JOB ▸
Of the lines below, how many hold the string "不出现异体字"? Give only the number.
++++++
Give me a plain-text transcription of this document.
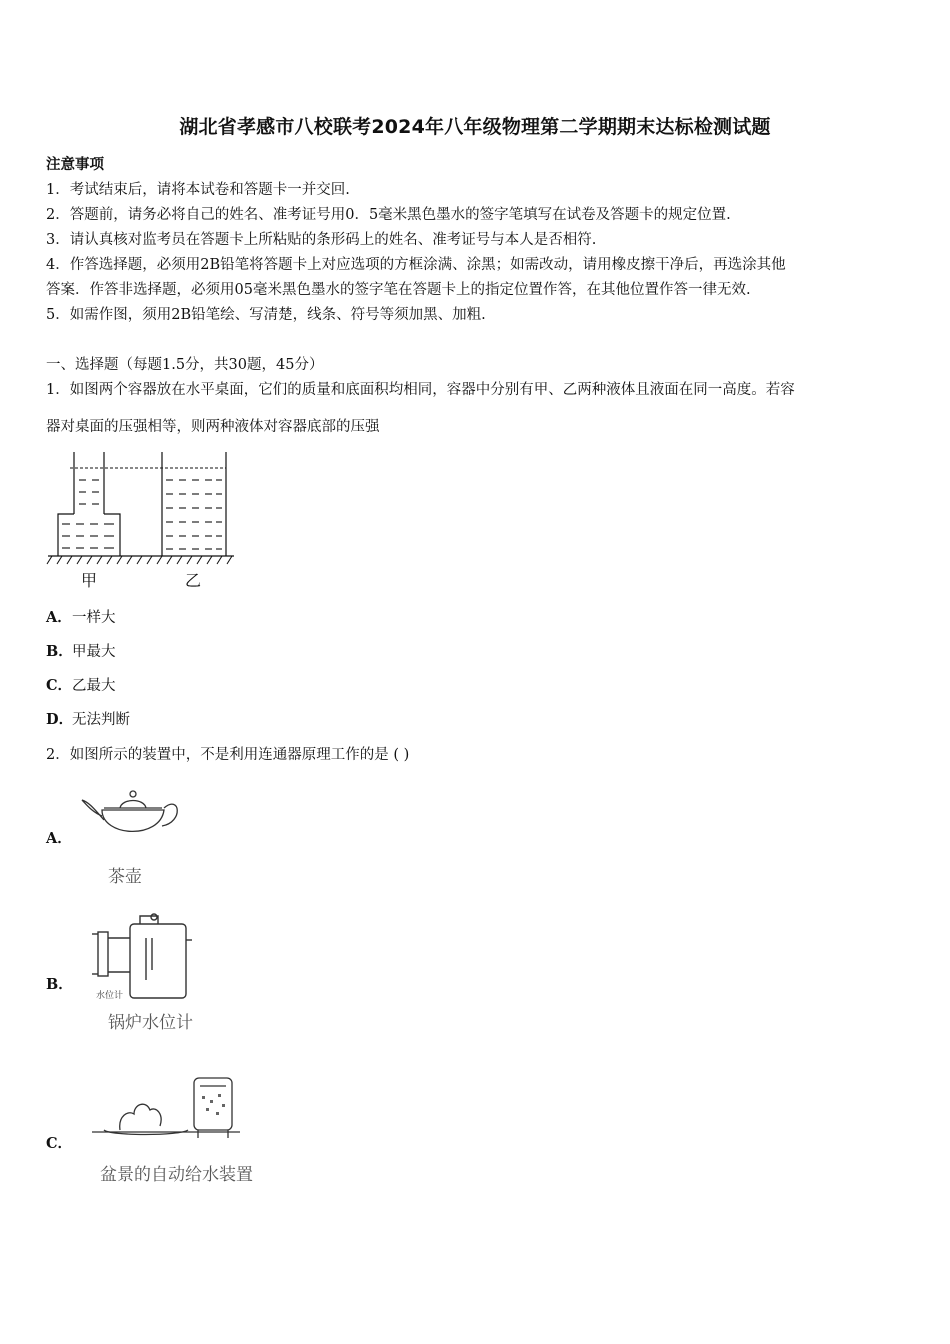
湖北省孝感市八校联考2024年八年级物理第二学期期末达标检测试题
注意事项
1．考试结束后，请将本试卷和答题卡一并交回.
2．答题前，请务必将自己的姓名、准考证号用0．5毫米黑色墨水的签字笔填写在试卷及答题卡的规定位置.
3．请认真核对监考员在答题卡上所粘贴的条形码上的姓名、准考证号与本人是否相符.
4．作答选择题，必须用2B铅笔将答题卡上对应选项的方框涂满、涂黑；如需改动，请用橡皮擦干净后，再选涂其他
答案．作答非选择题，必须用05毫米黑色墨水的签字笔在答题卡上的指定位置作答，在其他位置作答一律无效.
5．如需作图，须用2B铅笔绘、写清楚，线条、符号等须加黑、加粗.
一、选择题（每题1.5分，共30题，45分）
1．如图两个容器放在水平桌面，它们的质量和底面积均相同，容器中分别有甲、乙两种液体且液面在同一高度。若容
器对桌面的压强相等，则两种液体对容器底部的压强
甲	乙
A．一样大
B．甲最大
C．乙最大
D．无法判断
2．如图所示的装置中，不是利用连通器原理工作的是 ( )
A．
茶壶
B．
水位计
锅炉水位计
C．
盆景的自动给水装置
++++++
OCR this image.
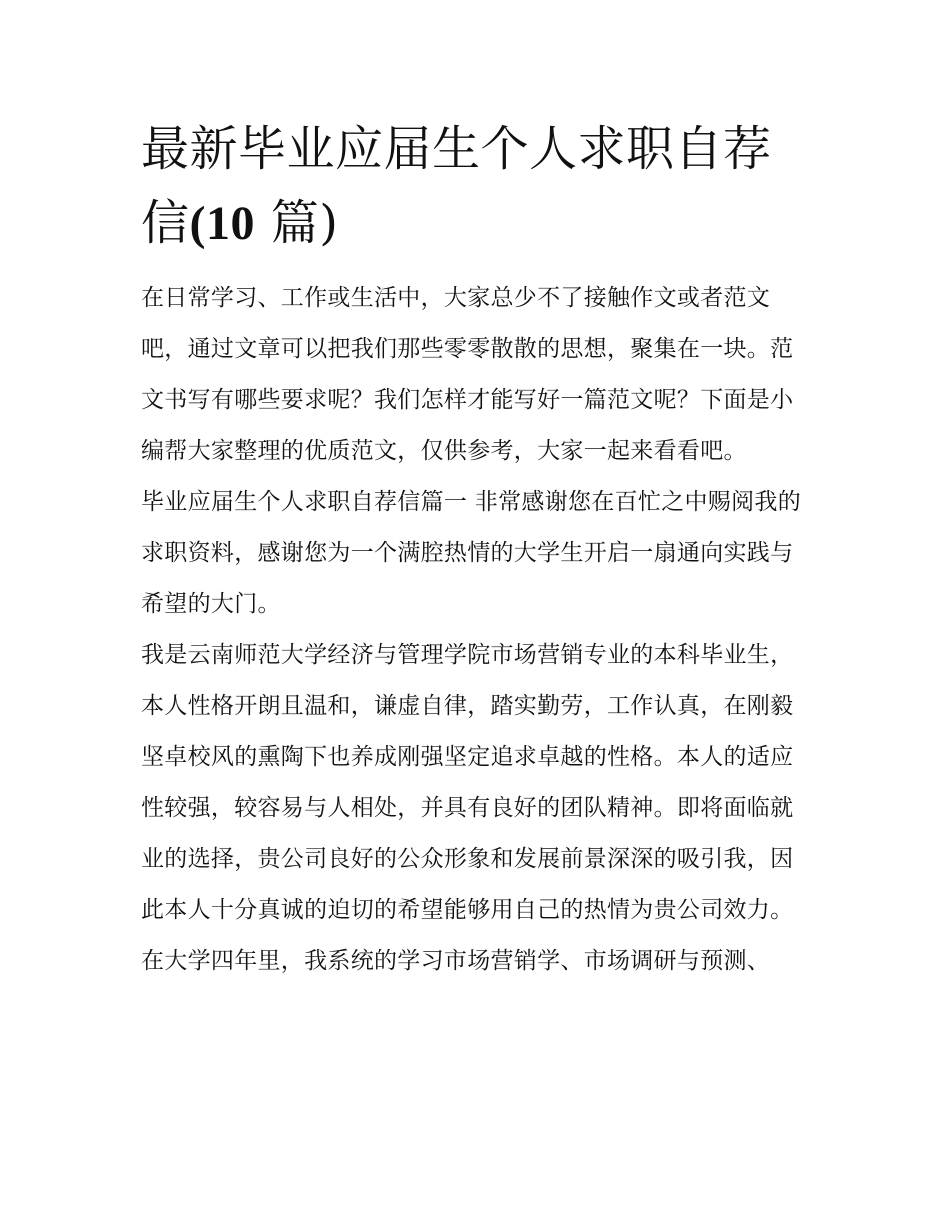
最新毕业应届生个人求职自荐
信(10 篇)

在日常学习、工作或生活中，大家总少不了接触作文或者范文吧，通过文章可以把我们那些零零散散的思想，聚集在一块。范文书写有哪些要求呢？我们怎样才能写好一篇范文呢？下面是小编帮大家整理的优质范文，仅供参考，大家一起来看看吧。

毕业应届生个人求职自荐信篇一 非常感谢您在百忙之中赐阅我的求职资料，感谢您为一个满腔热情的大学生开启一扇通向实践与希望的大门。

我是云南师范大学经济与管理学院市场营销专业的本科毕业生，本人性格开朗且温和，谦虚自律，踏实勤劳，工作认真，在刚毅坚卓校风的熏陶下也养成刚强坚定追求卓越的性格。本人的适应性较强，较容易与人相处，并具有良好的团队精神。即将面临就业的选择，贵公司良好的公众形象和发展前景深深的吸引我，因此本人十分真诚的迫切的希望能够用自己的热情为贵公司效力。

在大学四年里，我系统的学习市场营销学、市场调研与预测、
++++++
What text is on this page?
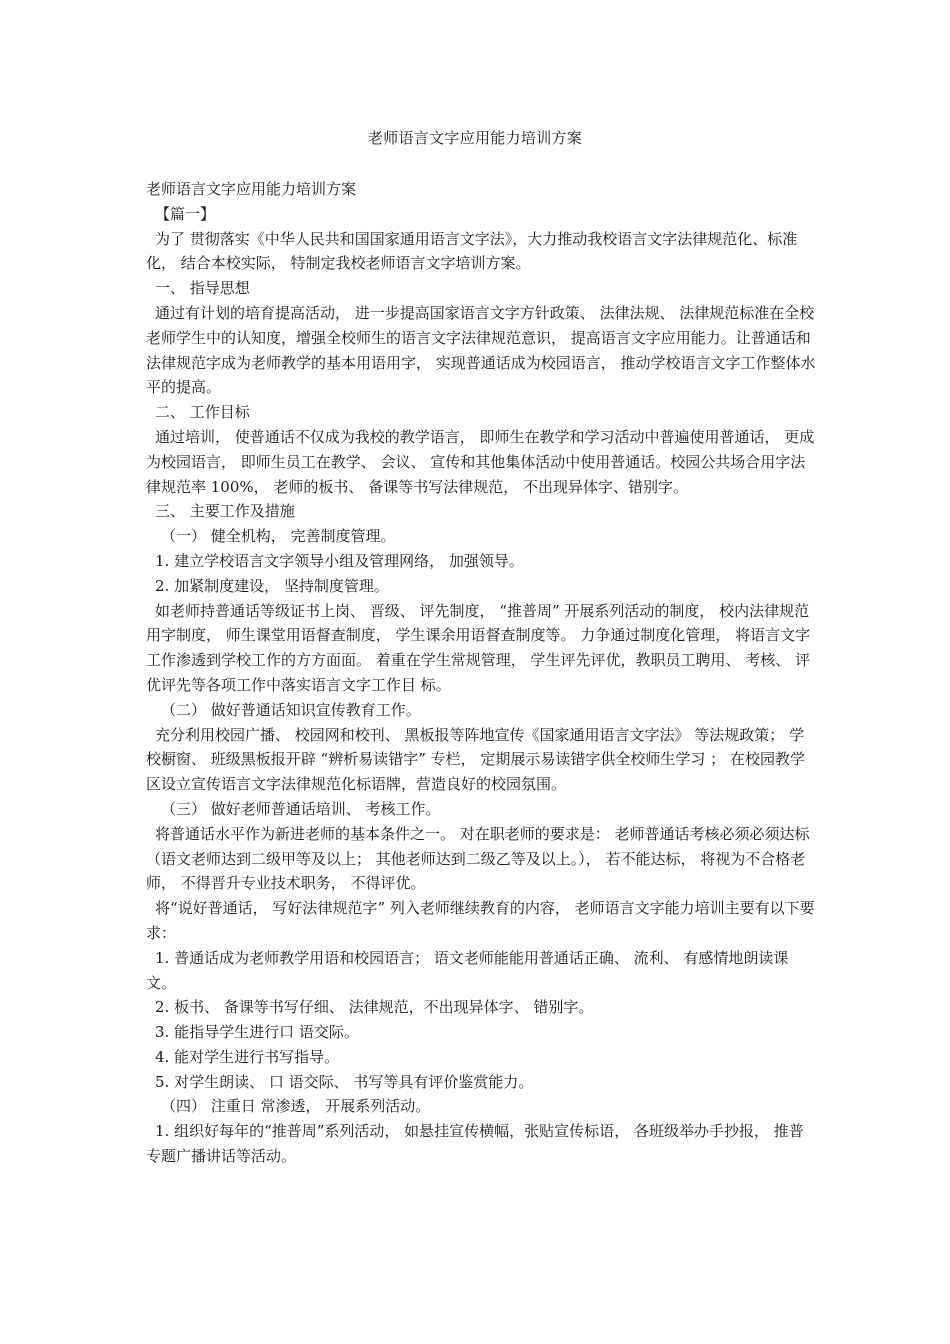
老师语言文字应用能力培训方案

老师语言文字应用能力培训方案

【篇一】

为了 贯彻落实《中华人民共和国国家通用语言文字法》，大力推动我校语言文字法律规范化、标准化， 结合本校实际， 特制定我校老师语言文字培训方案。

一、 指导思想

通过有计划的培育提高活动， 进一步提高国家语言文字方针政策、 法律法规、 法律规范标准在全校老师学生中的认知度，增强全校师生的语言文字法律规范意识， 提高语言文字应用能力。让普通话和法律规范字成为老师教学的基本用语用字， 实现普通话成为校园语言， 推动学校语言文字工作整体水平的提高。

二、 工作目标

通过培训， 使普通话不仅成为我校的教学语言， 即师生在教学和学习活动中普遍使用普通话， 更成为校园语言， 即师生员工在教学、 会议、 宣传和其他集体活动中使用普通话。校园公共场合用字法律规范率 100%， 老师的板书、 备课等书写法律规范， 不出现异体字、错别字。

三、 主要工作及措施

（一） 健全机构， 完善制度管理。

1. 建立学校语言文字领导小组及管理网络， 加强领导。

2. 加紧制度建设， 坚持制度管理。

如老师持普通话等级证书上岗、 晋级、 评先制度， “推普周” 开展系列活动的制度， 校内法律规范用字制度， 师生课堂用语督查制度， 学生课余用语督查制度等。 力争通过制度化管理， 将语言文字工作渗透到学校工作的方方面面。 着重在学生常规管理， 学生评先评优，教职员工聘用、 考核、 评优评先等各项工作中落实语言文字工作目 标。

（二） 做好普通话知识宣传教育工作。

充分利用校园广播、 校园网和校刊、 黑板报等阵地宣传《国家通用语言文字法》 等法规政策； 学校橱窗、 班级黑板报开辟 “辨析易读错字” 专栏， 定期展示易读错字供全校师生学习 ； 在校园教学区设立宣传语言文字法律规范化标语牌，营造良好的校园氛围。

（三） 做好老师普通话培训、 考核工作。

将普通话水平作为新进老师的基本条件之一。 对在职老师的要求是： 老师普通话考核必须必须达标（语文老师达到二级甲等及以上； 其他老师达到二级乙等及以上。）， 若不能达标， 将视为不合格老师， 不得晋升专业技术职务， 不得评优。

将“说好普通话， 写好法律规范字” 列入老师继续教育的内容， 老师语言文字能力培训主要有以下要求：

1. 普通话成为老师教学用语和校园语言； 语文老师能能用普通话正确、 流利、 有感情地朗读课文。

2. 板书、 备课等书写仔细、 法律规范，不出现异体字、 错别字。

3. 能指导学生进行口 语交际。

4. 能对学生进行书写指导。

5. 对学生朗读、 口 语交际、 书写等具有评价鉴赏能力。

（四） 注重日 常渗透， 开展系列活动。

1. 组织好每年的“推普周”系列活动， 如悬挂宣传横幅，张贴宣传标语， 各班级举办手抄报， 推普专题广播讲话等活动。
++++++
RESPONSE TO THIS TASK ▸
2